>> BEGIN PROVIDED PASSAGE

United States District Court, S.D. New York
Jun 14, 2024
21-CR-603 (VEC) (S.D.N.Y. Jun. 14, 2024)

Opinion

21-CR-603 (VEC)

06-14-2024

UNITED STATES OF AMERICA v. WILLIAM WASHINGTON, Defendant.


ORDER

VALERIE CAPRONI UNITED STATES DISTRICT JUDGE

WHEREAS on June 12, 2024, Dr. Washington moved to dismiss the Superseding Indictment (S9) (“the Indictment”), and in the alternative, to preclude the Government from introducing certain invoices at trial, to transfer venue, and for the Undersigned's recusal. See Mot., Dkt. 1491.

IT IS HEREBY ORDERED that Dr. Washington's motion to dismiss the Indictment is DENIED.

As an initial matter, the motion is untimely, as pretrial motions were due nearly two years ago, on September 23, 2022. See Order, Dkt. 500. Because Dr. Washington did not initially join in his co-defendants' pretrial motions, including their previously-denied motion to dismiss the Superseding Indictment (S7), the Court granted him leave to join those motions after the fact. See MILs Op., Dkt. 1038 at 7 n.3. No new pretrial motions were filed in the approximately fourteen months after the grand jury returned the Superseding Indictment (S9) on April 17, 2023. See S9, Dkt. 927.

Dr. Washington argues that the Indictment fails adequately to specify the nature of the crimes with which he is charged and specifically fails to allege why the invoices and debit card charges were fraudulent, thus depriving him of adequate notice of the charges. See, e.g., Mot. at 2-9. Federal Rule of Criminal Procedure 7(c)(1) provides, however, that an indictment need only contain “a plain, concise, and definite written statement of the essential facts constituting the offense charged ....” “To satisfy the pleading requirements of Rule 7(c)(1), an indictment need do little more than to track the language of the statute charged and state the time and place (in approximate terms) of the alleged crime.” United States v. Stringer, 730 F.3d 120, 124 (2d Cir. 2013) (cleaned up).

>> END PROVIDED PASSAGE
>> BEGIN DATA ROWS

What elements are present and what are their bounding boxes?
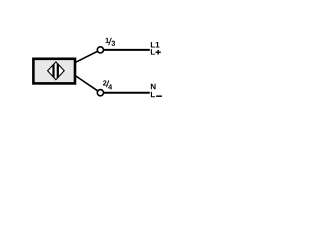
net label L+ [151,49,161,55]
terminal circle 1/3 [97,47,103,53]
wire from sensor to terminal 1/3 [76,50,101,62]
proximity sensor diamond symbol [48,61,65,81]
net label N [151,84,156,90]
wire terminal 1/3 to L1/L+ [104,49,150,51]
wire from sensor to terminal 2/4 [76,76,101,93]
pin label 1/3 [106,38,116,46]
net label L1 [151,42,160,48]
terminal circle 2/4 [97,90,103,96]
wire terminal 2/4 to N/L- [104,92,150,94]
proximity sensor body [33,59,75,84]
net label L- [151,92,162,98]
pin label 2/4 [103,80,112,89]
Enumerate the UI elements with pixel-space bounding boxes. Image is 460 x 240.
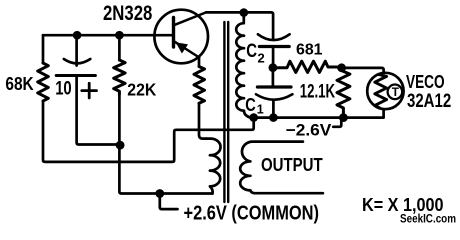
svg-text:12.1K: 12.1K — [300, 81, 335, 102]
wire 22K bottom lead to common rail — [119, 94, 212, 194]
wire 68K top lead — [42, 35, 45, 63]
wire base rail — [43, 34, 172, 37]
wire C2 bottom lead — [272, 47, 275, 68]
svg-text:T: T — [392, 85, 400, 99]
wire 10uF bottom lead — [77, 77, 120, 145]
transistor emitter arrow — [176, 42, 188, 53]
svg-text:K= X 1,000: K= X 1,000 — [362, 194, 444, 215]
svg-text:22K: 22K — [127, 79, 156, 99]
svg-text:C: C — [246, 40, 257, 62]
svg-text:SeekIC.com: SeekIC.com — [400, 213, 456, 225]
node dot base-10uF — [73, 31, 82, 40]
transistor collector stroke — [175, 12, 206, 24]
wire C1 top lead — [272, 68, 275, 87]
transistor emitter stroke — [175, 42, 199, 58]
node dot C2-681 — [269, 63, 278, 72]
svg-text:C: C — [245, 94, 256, 115]
wire -2.6V label elbow — [333, 118, 341, 127]
node dot base-22K — [115, 31, 124, 40]
node dot common rail — [155, 189, 164, 198]
capacitor C1 curved plate — [256, 94, 292, 99]
svg-text:+2.6V (COMMON): +2.6V (COMMON) — [184, 203, 320, 225]
wire 22K top lead — [118, 35, 121, 60]
resistor 12.1K — [337, 68, 350, 118]
emitter resistor — [194, 67, 205, 104]
resistor 681 — [273, 61, 342, 72]
wire 10uF top lead — [75, 35, 78, 65]
svg-text:32A12: 32A12 — [407, 90, 451, 112]
wire top rail to thermistor — [342, 68, 384, 73]
wire bottom -2.6V rail — [254, 110, 384, 117]
transformer secondary OUTPUT winding W3 — [240, 142, 323, 194]
resistor 68K — [38, 63, 49, 101]
thermistor VECO 32A12 circle — [367, 73, 403, 109]
plus sign of 10uF — [82, 83, 97, 98]
capacitor C2 curved plate — [258, 34, 290, 40]
wire collector top — [206, 12, 273, 39]
transformer core — [224, 22, 228, 202]
wire 68K bottom to tank winding bottom node — [43, 101, 254, 162]
svg-text:OUTPUT: OUTPUT — [261, 154, 323, 175]
svg-text:1: 1 — [257, 103, 264, 117]
capacitor 10uF straight plate — [56, 74, 95, 77]
node dot tank bottom — [249, 113, 258, 122]
capacitor 10uF curved plate — [64, 59, 91, 63]
resistor 22K — [114, 60, 125, 94]
svg-text:2N328: 2N328 — [103, 2, 152, 25]
node dot 12.1K bottom — [339, 113, 348, 122]
capacitor C2 straight plate — [259, 45, 289, 48]
node dot 10uF-22K — [116, 141, 125, 150]
node dot collector-tank top — [240, 8, 249, 17]
capacitor C1 straight plate — [257, 85, 291, 88]
transformer primary winding W2 — [206, 139, 221, 194]
svg-text:10: 10 — [55, 77, 71, 99]
svg-text:−2.6V: −2.6V — [286, 122, 332, 140]
transistor base bar — [172, 18, 175, 48]
thermistor T circle — [388, 85, 403, 100]
svg-text:2: 2 — [258, 51, 265, 66]
wire +2.6V stub — [160, 194, 178, 210]
wire C1 bottom lead — [272, 101, 275, 118]
node dot C1 bottom — [269, 113, 278, 122]
wire emitter lead — [198, 58, 201, 67]
transistor Q1 2N328 circle — [154, 10, 208, 64]
node dot 681-12.1K — [337, 63, 346, 72]
svg-text:68K: 68K — [5, 73, 34, 94]
thermistor zigzag — [375, 75, 387, 108]
wire emitter resistor to primary winding — [199, 103, 206, 138]
transformer tank winding W1 — [236, 13, 254, 118]
svg-text:681: 681 — [296, 42, 323, 59]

>> END DATA ROWS

■ REQUIRED TASK 1 ■
Write out the court order from "WHEREAS on June" to "Mot., Dkt. 1491.".
■ REQUIRED TASK 2 ■
According to the court order, on what date did the grand jury return the Superseding Indictment (S9)?
■ REQUIRED TASK 3 ■
Carry on the court order, starting after its final sentence.

■ RESULT 1 ■
WHEREAS on June 12, 2024, Dr. Washington moved to dismiss the Superseding Indictment (S9) (“the Indictment”), and in the alternative, to preclude the Government from introducing certain invoices at trial, to transfer venue, and for the Undersigned's recusal. See Mot., Dkt. 1491.

■ RESULT 2 ■
April 17, 2023

■ RESULT 3 ■
The Court has reviewed the Indictment and found that it is certainly “minimally sufficient” to allege health care fraud, wire fraud, conspiracy to commit health care fraud and wire fraud, and conspiracy to make false statements related to health care matters. United States v. Walsh, 194 F.3d 37, 45 (2d Cir. 1999). Based on the Indictment and the record in this matter, including the discovery disclosed to the defendant and all of the evidence introduced during the first trial in this matter, the Court finds that the Defendant has more than an “adequate opportunity to prepare his defense” and would be “protected from double jeopardy in a subsequent prosecution.” See id. (noting that courts may look to the record to determine the sufficiency of the indictment).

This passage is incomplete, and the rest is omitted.